* [Exercise instructions]: Repeat all the material exactly; pictures stay out of your copy.
==========
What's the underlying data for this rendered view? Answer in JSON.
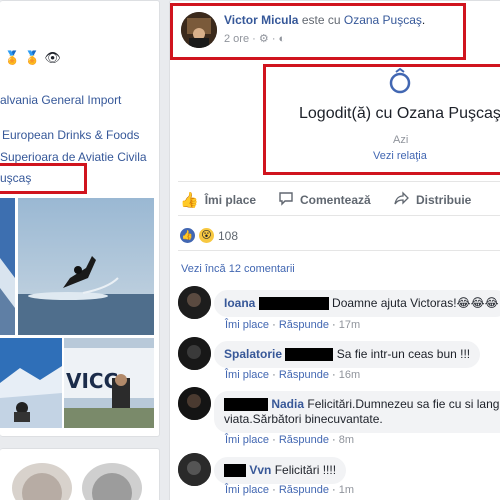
{
  "left": {
    "badges": [
      "🏅",
      "🏅",
      "👁"
    ],
    "lines": [
      "alvania General Import",
      "European Drinks & Foods",
      "Superioara de Aviatie Civila",
      "uşcaş"
    ]
  },
  "post": {
    "author": "Victor Micula",
    "with_text": "este cu",
    "tagged": "Ozana Puşcaş",
    "time": "2 ore",
    "event": {
      "title": "Logodit(ă) cu Ozana Puşcaş",
      "date": "Azi",
      "link": "Vezi relaţia"
    },
    "actions": {
      "like": "Îmi place",
      "comment": "Comentează",
      "share": "Distribuie"
    },
    "reaction_count": "108",
    "more_comments": "Vezi încă 12 comentarii",
    "comments": [
      {
        "name": "Ioana",
        "text": "Doamne ajuta Victoras!😂😂😂",
        "time": "17m"
      },
      {
        "name": "Spalatorie",
        "text": "Sa fie intr-un ceas bun !!!",
        "time": "16m"
      },
      {
        "name": "Nadia",
        "text": "Felicitări.Dumnezeu sa fie cu si langa v",
        "text2": "viata.Sărbători binecuvantate.",
        "time": "8m"
      },
      {
        "name": "Vvn",
        "text": "Felicitări !!!!",
        "time": "1m"
      }
    ],
    "comment_like": "Îmi place",
    "comment_reply": "Răspunde"
  },
  "colors": {
    "accent": "#365899",
    "highlight": "#d0141e"
  }
}
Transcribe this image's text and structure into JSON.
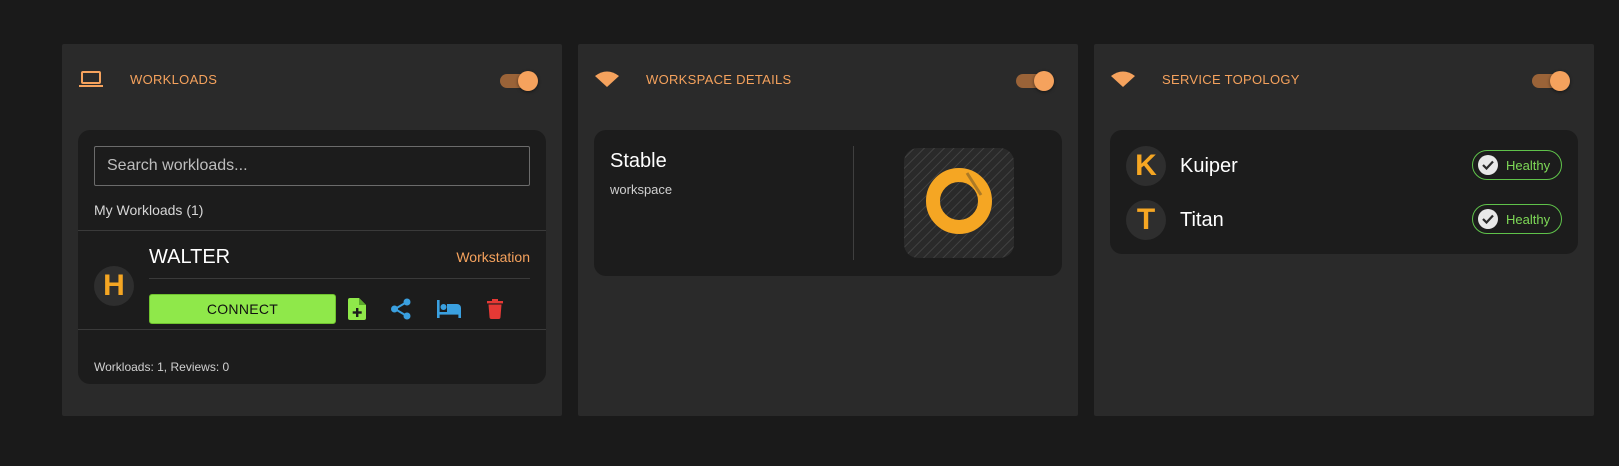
{
  "colors": {
    "accent": "#f5a25d",
    "connect": "#8fe84a",
    "share": "#3aa0e0",
    "delete": "#e53935",
    "healthy": "#7ed957"
  },
  "workloads_panel": {
    "icon": "laptop-icon",
    "title": "WORKLOADS",
    "toggle_on": true,
    "search": {
      "placeholder": "Search workloads...",
      "value": ""
    },
    "section_label": "My Workloads (1)",
    "items": [
      {
        "avatar_letter": "H",
        "name": "WALTER",
        "type": "Workstation",
        "connect_label": "CONNECT",
        "actions": [
          "add-file-icon",
          "share-icon",
          "bed-icon",
          "trash-icon"
        ]
      }
    ],
    "footer": "Workloads: 1, Reviews: 0"
  },
  "workspace_panel": {
    "icon": "wifi-icon",
    "title": "WORKSPACE DETAILS",
    "toggle_on": true,
    "name": "Stable",
    "subtitle": "workspace",
    "logo_icon": "ring-logo-icon"
  },
  "topology_panel": {
    "icon": "wifi-icon",
    "title": "SERVICE TOPOLOGY",
    "toggle_on": true,
    "services": [
      {
        "avatar_letter": "K",
        "name": "Kuiper",
        "status": "Healthy"
      },
      {
        "avatar_letter": "T",
        "name": "Titan",
        "status": "Healthy"
      }
    ]
  }
}
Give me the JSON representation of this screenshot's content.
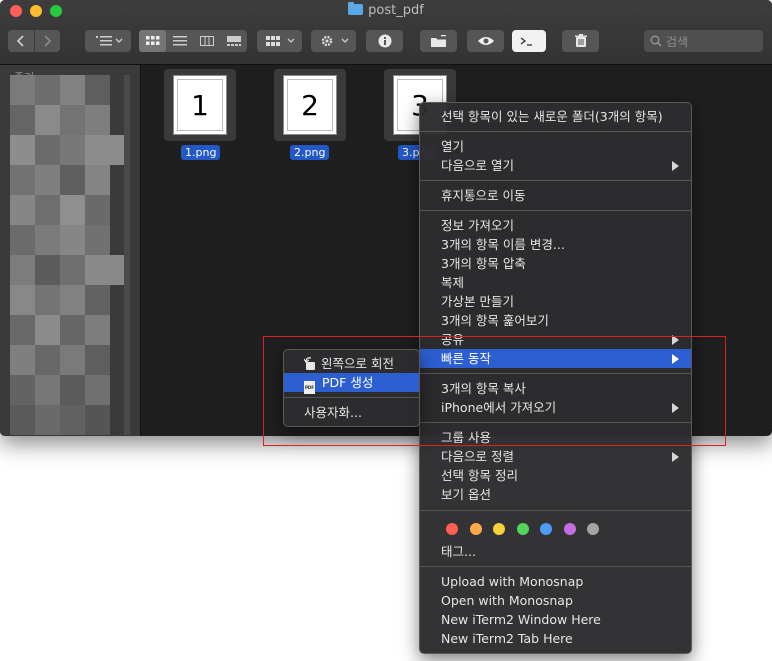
{
  "window": {
    "title": "post_pdf"
  },
  "toolbar": {
    "back_icon": "chevron-left-icon",
    "forward_icon": "chevron-right-icon",
    "search_placeholder": "검색"
  },
  "sidebar": {
    "heading_partial": "즐겨찾기"
  },
  "files": [
    {
      "name": "1.png",
      "thumb_text": "1"
    },
    {
      "name": "2.png",
      "thumb_text": "2"
    },
    {
      "name": "3.png",
      "thumb_text": "3"
    }
  ],
  "context_menu": {
    "new_folder": "선택 항목이 있는 새로운 폴더(3개의 항목)",
    "open": "열기",
    "open_with": "다음으로 열기",
    "move_to_trash": "휴지통으로 이동",
    "get_info": "정보 가져오기",
    "rename": "3개의 항목 이름 변경...",
    "compress": "3개의 항목 압축",
    "duplicate": "복제",
    "make_alias": "가상본 만들기",
    "quick_look": "3개의 항목 훑어보기",
    "share": "공유",
    "quick_actions": "빠른 동작",
    "copy": "3개의 항목 복사",
    "import_iphone": "iPhone에서 가져오기",
    "use_groups": "그룹 사용",
    "sort_by": "다음으로 정렬",
    "clean_up": "선택 항목 정리",
    "view_options": "보기 옵션",
    "tags_label": "태그...",
    "tag_colors": [
      "#ff5f57",
      "#ffa94a",
      "#f5d23a",
      "#54d45a",
      "#4c9bf5",
      "#c36de0",
      "#a4a4a4"
    ],
    "upload_monosnap": "Upload with Monosnap",
    "open_monosnap": "Open with Monosnap",
    "iterm_window": "New iTerm2 Window Here",
    "iterm_tab": "New iTerm2 Tab Here"
  },
  "quick_actions_submenu": {
    "rotate_left": "왼쪽으로 회전",
    "create_pdf": "PDF 생성",
    "pdf_icon_text": "PDF",
    "customize": "사용자화..."
  }
}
==========
* [Solution for this task]:
What's the underlying data for this rendered view? Answer in JSON.
{
  "left": {
    "badges": [
      "🏅",
      "🏅",
      "👁"
    ],
    "lines": [
      "alvania General Import",
      "European Drinks & Foods",
      "Superioara de Aviatie Civila",
      "uşcaş"
    ]
  },
  "post": {
    "author": "Victor Micula",
    "with_text": "este cu",
    "tagged": "Ozana Puşcaş",
    "time": "2 ore",
    "event": {
      "title": "Logodit(ă) cu Ozana Puşcaş",
      "date": "Azi",
      "link": "Vezi relaţia"
    },
    "actions": {
      "like": "Îmi place",
      "comment": "Comentează",
      "share": "Distribuie"
    },
    "reaction_count": "108",
    "more_comments": "Vezi încă 12 comentarii",
    "comments": [
      {
        "name": "Ioana",
        "text": "Doamne ajuta Victoras!😂😂😂",
        "time": "17m"
      },
      {
        "name": "Spalatorie",
        "text": "Sa fie intr-un ceas bun !!!",
        "time": "16m"
      },
      {
        "name": "Nadia",
        "text": "Felicitări.Dumnezeu sa fie cu si langa v",
        "text2": "viata.Sărbători binecuvantate.",
        "time": "8m"
      },
      {
        "name": "Vvn",
        "text": "Felicitări !!!!",
        "time": "1m"
      }
    ],
    "comment_like": "Îmi place",
    "comment_reply": "Răspunde"
  },
  "colors": {
    "accent": "#365899",
    "highlight": "#d0141e"
  }
}
Transcribe this image's text and structure into JSON.
{
  "colors": {
    "accent": "#f5a25d",
    "connect": "#8fe84a",
    "share": "#3aa0e0",
    "delete": "#e53935",
    "healthy": "#7ed957"
  },
  "workloads_panel": {
    "icon": "laptop-icon",
    "title": "WORKLOADS",
    "toggle_on": true,
    "search": {
      "placeholder": "Search workloads...",
      "value": ""
    },
    "section_label": "My Workloads (1)",
    "items": [
      {
        "avatar_letter": "H",
        "name": "WALTER",
        "type": "Workstation",
        "connect_label": "CONNECT",
        "actions": [
          "add-file-icon",
          "share-icon",
          "bed-icon",
          "trash-icon"
        ]
      }
    ],
    "footer": "Workloads: 1, Reviews: 0"
  },
  "workspace_panel": {
    "icon": "wifi-icon",
    "title": "WORKSPACE DETAILS",
    "toggle_on": true,
    "name": "Stable",
    "subtitle": "workspace",
    "logo_icon": "ring-logo-icon"
  },
  "topology_panel": {
    "icon": "wifi-icon",
    "title": "SERVICE TOPOLOGY",
    "toggle_on": true,
    "services": [
      {
        "avatar_letter": "K",
        "name": "Kuiper",
        "status": "Healthy"
      },
      {
        "avatar_letter": "T",
        "name": "Titan",
        "status": "Healthy"
      }
    ]
  }
}
Give me the JSON representation of this screenshot's content.
{
  "window": {
    "title": "post_pdf"
  },
  "toolbar": {
    "back_icon": "chevron-left-icon",
    "forward_icon": "chevron-right-icon",
    "search_placeholder": "검색"
  },
  "sidebar": {
    "heading_partial": "즐겨찾기"
  },
  "files": [
    {
      "name": "1.png",
      "thumb_text": "1"
    },
    {
      "name": "2.png",
      "thumb_text": "2"
    },
    {
      "name": "3.png",
      "thumb_text": "3"
    }
  ],
  "context_menu": {
    "new_folder": "선택 항목이 있는 새로운 폴더(3개의 항목)",
    "open": "열기",
    "open_with": "다음으로 열기",
    "move_to_trash": "휴지통으로 이동",
    "get_info": "정보 가져오기",
    "rename": "3개의 항목 이름 변경...",
    "compress": "3개의 항목 압축",
    "duplicate": "복제",
    "make_alias": "가상본 만들기",
    "quick_look": "3개의 항목 훑어보기",
    "share": "공유",
    "quick_actions": "빠른 동작",
    "copy": "3개의 항목 복사",
    "import_iphone": "iPhone에서 가져오기",
    "use_groups": "그룹 사용",
    "sort_by": "다음으로 정렬",
    "clean_up": "선택 항목 정리",
    "view_options": "보기 옵션",
    "tags_label": "태그...",
    "tag_colors": [
      "#ff5f57",
      "#ffa94a",
      "#f5d23a",
      "#54d45a",
      "#4c9bf5",
      "#c36de0",
      "#a4a4a4"
    ],
    "upload_monosnap": "Upload with Monosnap",
    "open_monosnap": "Open with Monosnap",
    "iterm_window": "New iTerm2 Window Here",
    "iterm_tab": "New iTerm2 Tab Here"
  },
  "quick_actions_submenu": {
    "rotate_left": "왼쪽으로 회전",
    "create_pdf": "PDF 생성",
    "pdf_icon_text": "PDF",
    "customize": "사용자화..."
  }
}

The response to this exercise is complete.